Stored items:

★ ★ ★

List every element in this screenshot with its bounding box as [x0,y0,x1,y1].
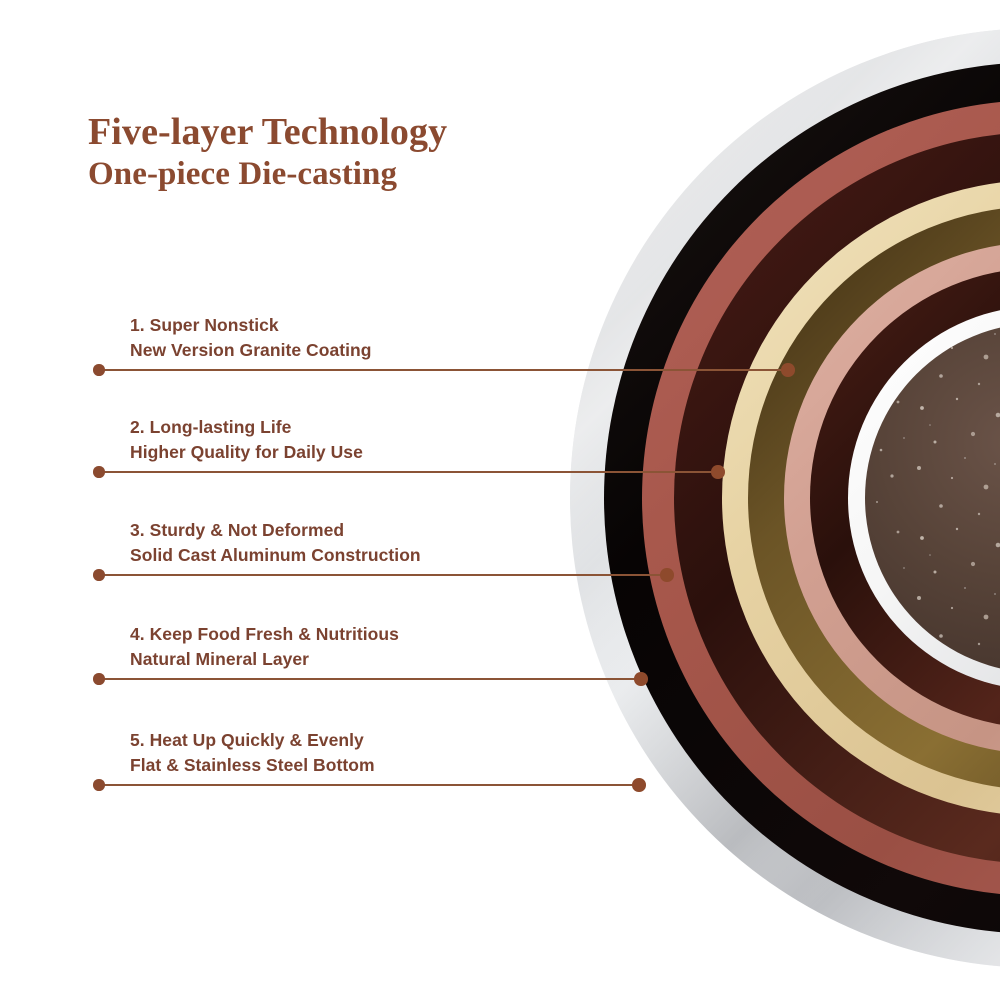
feature-start-dot-5 [93,779,105,791]
feature-leader-line-5 [99,784,639,786]
feature-subtitle-5: Flat & Stainless Steel Bottom [130,753,375,778]
feature-callout-5: 5. Heat Up Quickly & EvenlyFlat & Stainl… [0,0,1000,786]
feature-text-5: 5. Heat Up Quickly & EvenlyFlat & Stainl… [130,728,375,778]
feature-end-dot-5 [632,778,646,792]
feature-title-5: 5. Heat Up Quickly & Evenly [130,728,375,753]
infographic-canvas: Five-layer Technology One-piece Die-cast… [0,0,1000,1000]
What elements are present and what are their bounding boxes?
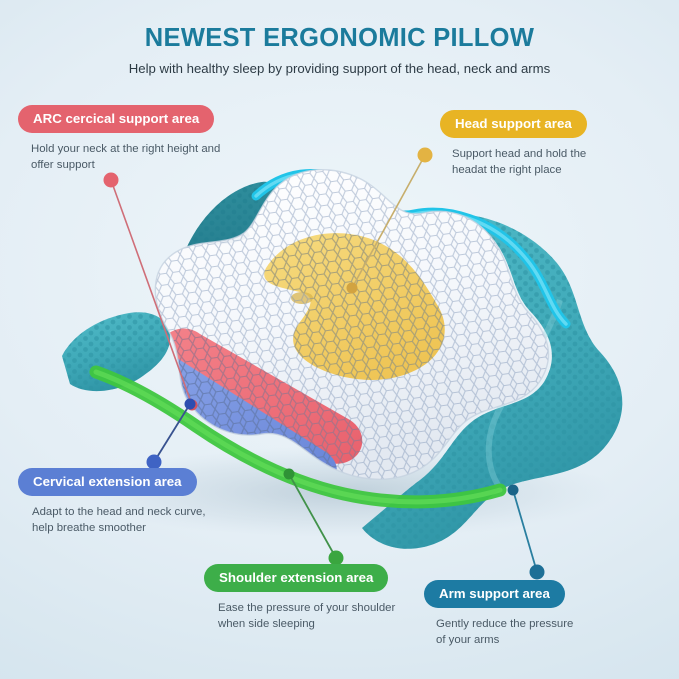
callout-shoulder-extension: Shoulder extension area Ease the pressur… (204, 564, 395, 633)
callout-label-arm[interactable]: Arm support area (424, 580, 565, 608)
callout-desc-cervical: Adapt to the head and neck curve, help b… (32, 505, 206, 536)
callout-desc-shoulder: Ease the pressure of your shoulder when … (218, 601, 395, 632)
callout-desc-arc: Hold your neck at the right height and o… (31, 142, 220, 173)
callout-cervical-extension: Cervical extension area Adapt to the hea… (18, 468, 206, 537)
callout-label-arc[interactable]: ARC cercical support area (18, 105, 214, 133)
callout-head-support: Head support area Support head and hold … (440, 110, 587, 179)
page-subtitle: Help with healthy sleep by providing sup… (0, 61, 679, 77)
callout-label-shoulder[interactable]: Shoulder extension area (204, 564, 388, 592)
callout-arm-support: Arm support area Gently reduce the press… (424, 580, 573, 649)
callout-desc-head: Support head and hold the headat the rig… (452, 147, 587, 178)
callout-desc-arm: Gently reduce the pressure of your arms (436, 617, 573, 648)
infographic-page: NEWEST ERGONOMIC PILLOW Help with health… (0, 0, 679, 679)
header: NEWEST ERGONOMIC PILLOW Help with health… (0, 24, 679, 77)
callout-label-head[interactable]: Head support area (440, 110, 587, 138)
page-title: NEWEST ERGONOMIC PILLOW (0, 24, 679, 52)
callout-arc-cervical-support: ARC cercical support area Hold your neck… (18, 105, 220, 174)
callout-label-cervical[interactable]: Cervical extension area (18, 468, 197, 496)
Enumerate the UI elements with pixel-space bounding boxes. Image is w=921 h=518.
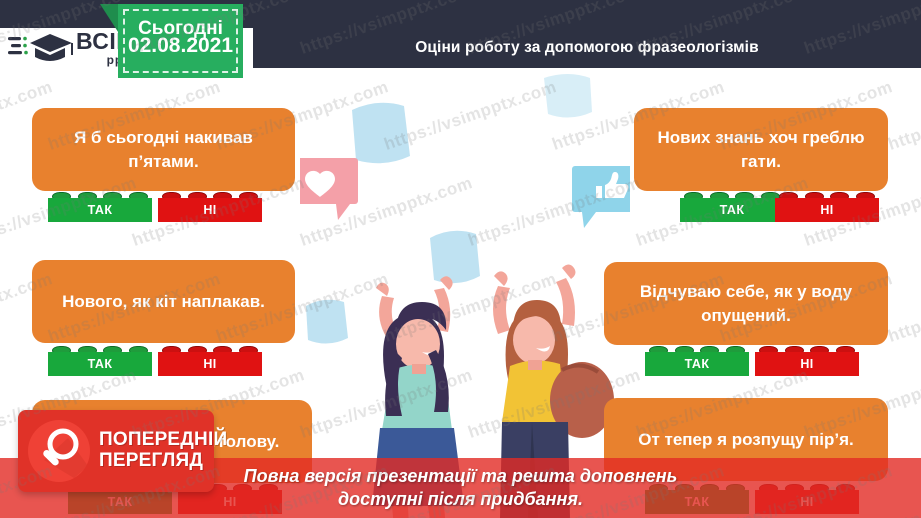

★ ★ ★

> _Task requirements_: Reproduce the whole listing above line for line without changing a character, but leave out the pictures.

> _Solution_:
List every element in this screenshot with its bounding box as [x0,y0,x1,y1].
feature-start-dot-5 [93,779,105,791]
feature-leader-line-5 [99,784,639,786]
feature-subtitle-5: Flat & Stainless Steel Bottom [130,753,375,778]
feature-callout-5: 5. Heat Up Quickly & EvenlyFlat & Stainl… [0,0,1000,786]
feature-text-5: 5. Heat Up Quickly & EvenlyFlat & Stainl… [130,728,375,778]
feature-end-dot-5 [632,778,646,792]
feature-title-5: 5. Heat Up Quickly & Evenly [130,728,375,753]
infographic-canvas: Five-layer Technology One-piece Die-cast… [0,0,1000,1000]
What elements are present and what are their bounding boxes?
callout-shoulder-extension: Shoulder extension area Ease the pressur… (204, 564, 395, 633)
callout-label-arm[interactable]: Arm support area (424, 580, 565, 608)
callout-desc-cervical: Adapt to the head and neck curve, help b… (32, 505, 206, 536)
callout-desc-shoulder: Ease the pressure of your shoulder when … (218, 601, 395, 632)
callout-desc-arc: Hold your neck at the right height and o… (31, 142, 220, 173)
callout-cervical-extension: Cervical extension area Adapt to the hea… (18, 468, 206, 537)
callout-label-arc[interactable]: ARC cercical support area (18, 105, 214, 133)
callout-head-support: Head support area Support head and hold … (440, 110, 587, 179)
page-subtitle: Help with healthy sleep by providing sup… (0, 61, 679, 77)
callout-label-shoulder[interactable]: Shoulder extension area (204, 564, 388, 592)
callout-arm-support: Arm support area Gently reduce the press… (424, 580, 573, 649)
callout-desc-head: Support head and hold the headat the rig… (452, 147, 587, 178)
callout-desc-arm: Gently reduce the pressure of your arms (436, 617, 573, 648)
infographic-page: NEWEST ERGONOMIC PILLOW Help with health… (0, 0, 679, 679)
header: NEWEST ERGONOMIC PILLOW Help with health… (0, 24, 679, 77)
callout-label-head[interactable]: Head support area (440, 110, 587, 138)
page-title: NEWEST ERGONOMIC PILLOW (0, 24, 679, 52)
callout-arc-cervical-support: ARC cercical support area Hold your neck… (18, 105, 220, 174)
callout-label-cervical[interactable]: Cervical extension area (18, 468, 197, 496)
Enumerate the UI elements with pixel-space bounding boxes. Image is w=921 h=518.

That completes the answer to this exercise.